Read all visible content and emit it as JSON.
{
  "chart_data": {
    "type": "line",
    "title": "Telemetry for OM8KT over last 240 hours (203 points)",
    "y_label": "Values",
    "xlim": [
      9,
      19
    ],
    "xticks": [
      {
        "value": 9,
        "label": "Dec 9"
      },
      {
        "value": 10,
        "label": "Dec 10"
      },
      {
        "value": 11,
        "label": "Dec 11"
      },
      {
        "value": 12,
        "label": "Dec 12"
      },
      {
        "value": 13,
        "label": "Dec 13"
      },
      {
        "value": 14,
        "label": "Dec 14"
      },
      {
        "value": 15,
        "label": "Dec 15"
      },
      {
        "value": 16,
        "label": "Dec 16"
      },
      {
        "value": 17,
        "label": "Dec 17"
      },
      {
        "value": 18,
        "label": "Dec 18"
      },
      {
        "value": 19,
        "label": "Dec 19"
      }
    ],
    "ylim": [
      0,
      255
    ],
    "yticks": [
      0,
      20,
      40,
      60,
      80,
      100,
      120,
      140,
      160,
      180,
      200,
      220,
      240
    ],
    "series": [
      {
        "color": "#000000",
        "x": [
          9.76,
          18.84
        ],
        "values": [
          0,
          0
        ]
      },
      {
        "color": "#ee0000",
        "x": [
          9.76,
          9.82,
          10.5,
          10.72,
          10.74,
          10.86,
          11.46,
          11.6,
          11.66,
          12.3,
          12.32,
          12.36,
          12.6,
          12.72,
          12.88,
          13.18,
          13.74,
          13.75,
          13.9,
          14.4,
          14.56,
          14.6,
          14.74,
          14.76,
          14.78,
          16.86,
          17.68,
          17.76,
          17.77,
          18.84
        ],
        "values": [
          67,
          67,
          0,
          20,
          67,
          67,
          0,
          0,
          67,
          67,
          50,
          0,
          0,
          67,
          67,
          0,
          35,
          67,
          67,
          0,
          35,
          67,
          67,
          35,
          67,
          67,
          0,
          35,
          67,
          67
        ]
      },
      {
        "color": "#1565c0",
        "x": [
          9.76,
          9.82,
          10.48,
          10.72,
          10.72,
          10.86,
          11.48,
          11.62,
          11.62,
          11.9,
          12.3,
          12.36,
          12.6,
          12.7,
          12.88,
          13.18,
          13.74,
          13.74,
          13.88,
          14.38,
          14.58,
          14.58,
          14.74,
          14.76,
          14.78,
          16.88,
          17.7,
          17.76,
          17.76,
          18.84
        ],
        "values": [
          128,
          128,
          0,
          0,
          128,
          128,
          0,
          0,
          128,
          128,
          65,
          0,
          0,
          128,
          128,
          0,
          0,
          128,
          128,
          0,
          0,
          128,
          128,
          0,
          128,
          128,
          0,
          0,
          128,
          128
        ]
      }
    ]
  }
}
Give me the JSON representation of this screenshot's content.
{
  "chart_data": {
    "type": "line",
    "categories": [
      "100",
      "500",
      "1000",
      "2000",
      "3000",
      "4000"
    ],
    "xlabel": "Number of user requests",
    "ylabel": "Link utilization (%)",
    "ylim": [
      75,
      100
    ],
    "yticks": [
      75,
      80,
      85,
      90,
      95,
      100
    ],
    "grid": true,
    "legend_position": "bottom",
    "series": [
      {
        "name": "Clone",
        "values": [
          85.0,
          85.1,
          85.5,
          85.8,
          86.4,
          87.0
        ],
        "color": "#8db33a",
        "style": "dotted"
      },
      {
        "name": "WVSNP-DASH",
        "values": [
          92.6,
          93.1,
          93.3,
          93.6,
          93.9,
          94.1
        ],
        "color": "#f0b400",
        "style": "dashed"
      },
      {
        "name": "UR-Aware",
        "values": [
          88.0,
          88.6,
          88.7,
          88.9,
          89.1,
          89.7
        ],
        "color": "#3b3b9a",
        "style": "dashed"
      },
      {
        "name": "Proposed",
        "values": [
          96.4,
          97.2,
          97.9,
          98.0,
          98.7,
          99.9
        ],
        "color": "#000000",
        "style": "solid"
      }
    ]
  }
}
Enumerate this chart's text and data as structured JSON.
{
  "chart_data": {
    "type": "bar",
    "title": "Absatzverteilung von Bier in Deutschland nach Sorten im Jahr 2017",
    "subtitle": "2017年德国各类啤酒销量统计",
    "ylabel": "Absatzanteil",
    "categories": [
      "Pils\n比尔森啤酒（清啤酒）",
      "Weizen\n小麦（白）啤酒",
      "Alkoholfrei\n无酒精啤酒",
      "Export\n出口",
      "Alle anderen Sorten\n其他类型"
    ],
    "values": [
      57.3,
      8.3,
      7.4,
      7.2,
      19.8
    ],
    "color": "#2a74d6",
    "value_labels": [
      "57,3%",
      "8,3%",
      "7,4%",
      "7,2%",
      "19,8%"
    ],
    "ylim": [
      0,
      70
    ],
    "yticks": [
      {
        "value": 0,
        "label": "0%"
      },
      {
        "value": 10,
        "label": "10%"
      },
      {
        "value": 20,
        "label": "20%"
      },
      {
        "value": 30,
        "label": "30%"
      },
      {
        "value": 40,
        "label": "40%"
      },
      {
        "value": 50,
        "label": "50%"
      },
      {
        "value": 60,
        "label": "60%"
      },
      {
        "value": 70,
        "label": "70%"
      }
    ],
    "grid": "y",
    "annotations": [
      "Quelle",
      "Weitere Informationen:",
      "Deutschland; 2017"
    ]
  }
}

---------------

Exercise details.
Only the lines from the one that contains "Enumerate this chart's" to the end of the entries above should be given again, exactly and in full.

Task result.
Enumerate this chart's text and data as structured JSON.
{
  "chart_data": {
    "type": "bar",
    "title": "Absatzverteilung von Bier in Deutschland nach Sorten im Jahr 2017",
    "subtitle": "2017年德国各类啤酒销量统计",
    "ylabel": "Absatzanteil",
    "categories": [
      "Pils\n比尔森啤酒（清啤酒）",
      "Weizen\n小麦（白）啤酒",
      "Alkoholfrei\n无酒精啤酒",
      "Export\n出口",
      "Alle anderen Sorten\n其他类型"
    ],
    "values": [
      57.3,
      8.3,
      7.4,
      7.2,
      19.8
    ],
    "color": "#2a74d6",
    "value_labels": [
      "57,3%",
      "8,3%",
      "7,4%",
      "7,2%",
      "19,8%"
    ],
    "ylim": [
      0,
      70
    ],
    "yticks": [
      {
        "value": 0,
        "label": "0%"
      },
      {
        "value": 10,
        "label": "10%"
      },
      {
        "value": 20,
        "label": "20%"
      },
      {
        "value": 30,
        "label": "30%"
      },
      {
        "value": 40,
        "label": "40%"
      },
      {
        "value": 50,
        "label": "50%"
      },
      {
        "value": 60,
        "label": "60%"
      },
      {
        "value": 70,
        "label": "70%"
      }
    ],
    "grid": "y",
    "annotations": [
      "Quelle",
      "Weitere Informationen:",
      "Deutschland; 2017"
    ]
  }
}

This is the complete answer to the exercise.